TASK GOAL:
Copy all entries without alteration and skip the pictures they hold.

- - -

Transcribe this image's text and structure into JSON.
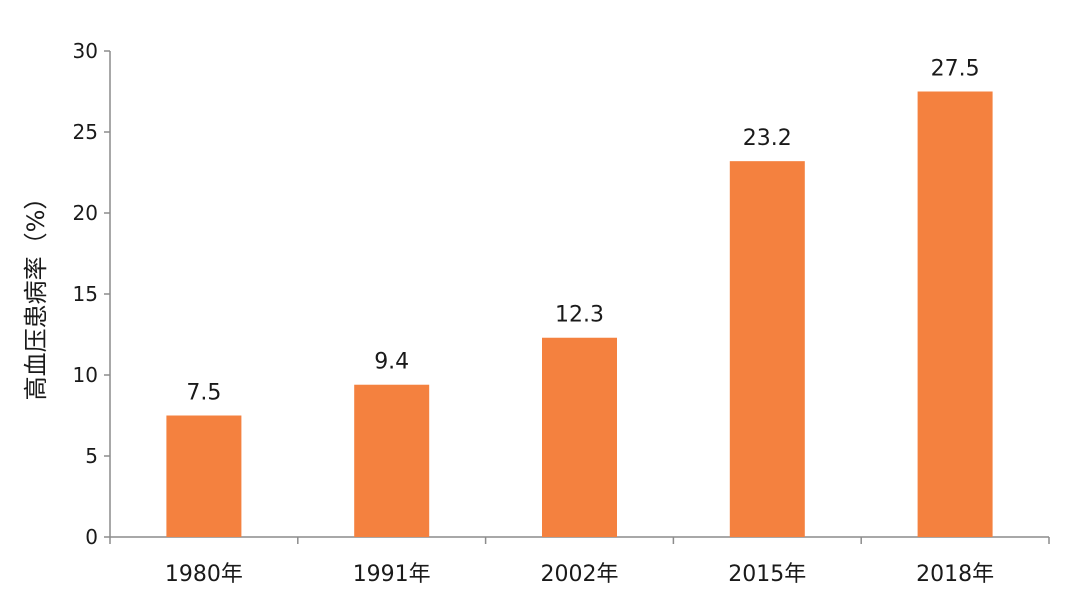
{
  "chart_data": {
    "type": "bar",
    "categories": [
      "1980年",
      "1991年",
      "2002年",
      "2015年",
      "2018年"
    ],
    "values": [
      7.5,
      9.4,
      12.3,
      23.2,
      27.5
    ],
    "data_labels": [
      "7.5",
      "9.4",
      "12.3",
      "23.2",
      "27.5"
    ],
    "title": "",
    "xlabel": "",
    "ylabel": "高血压患病率（%）",
    "ylim": [
      0,
      30
    ],
    "yticks": [
      0,
      5,
      10,
      15,
      20,
      25,
      30
    ],
    "ytick_labels": [
      "0",
      "5",
      "10",
      "15",
      "20",
      "25",
      "30"
    ],
    "grid": false,
    "legend": "none",
    "bar_color": "#F4813F",
    "axis_color": "#8c8c8c"
  }
}
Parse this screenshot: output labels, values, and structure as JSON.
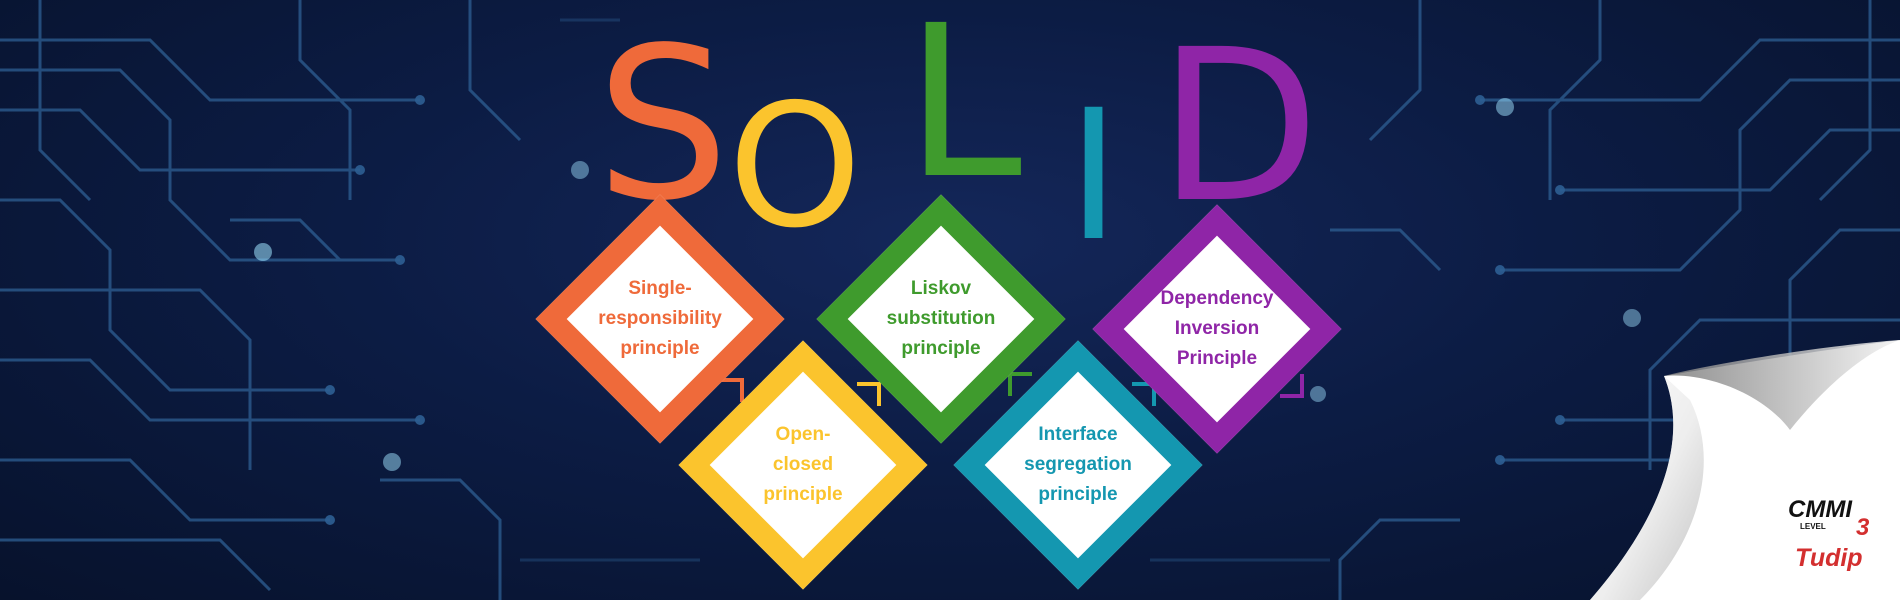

- - -

EXERCISE OUTPUT:
Transcribe this image's text and structure into JSON.
{
  "chart_data": {
    "type": "bar",
    "categories": [
      "1980年",
      "1991年",
      "2002年",
      "2015年",
      "2018年"
    ],
    "values": [
      7.5,
      9.4,
      12.3,
      23.2,
      27.5
    ],
    "data_labels": [
      "7.5",
      "9.4",
      "12.3",
      "23.2",
      "27.5"
    ],
    "title": "",
    "xlabel": "",
    "ylabel": "高血压患病率（%）",
    "ylim": [
      0,
      30
    ],
    "yticks": [
      0,
      5,
      10,
      15,
      20,
      25,
      30
    ],
    "ytick_labels": [
      "0",
      "5",
      "10",
      "15",
      "20",
      "25",
      "30"
    ],
    "grid": false,
    "legend": "none",
    "bar_color": "#F4813F",
    "axis_color": "#8c8c8c"
  }
}
Parse this screenshot: output labels, values, and structure as JSON.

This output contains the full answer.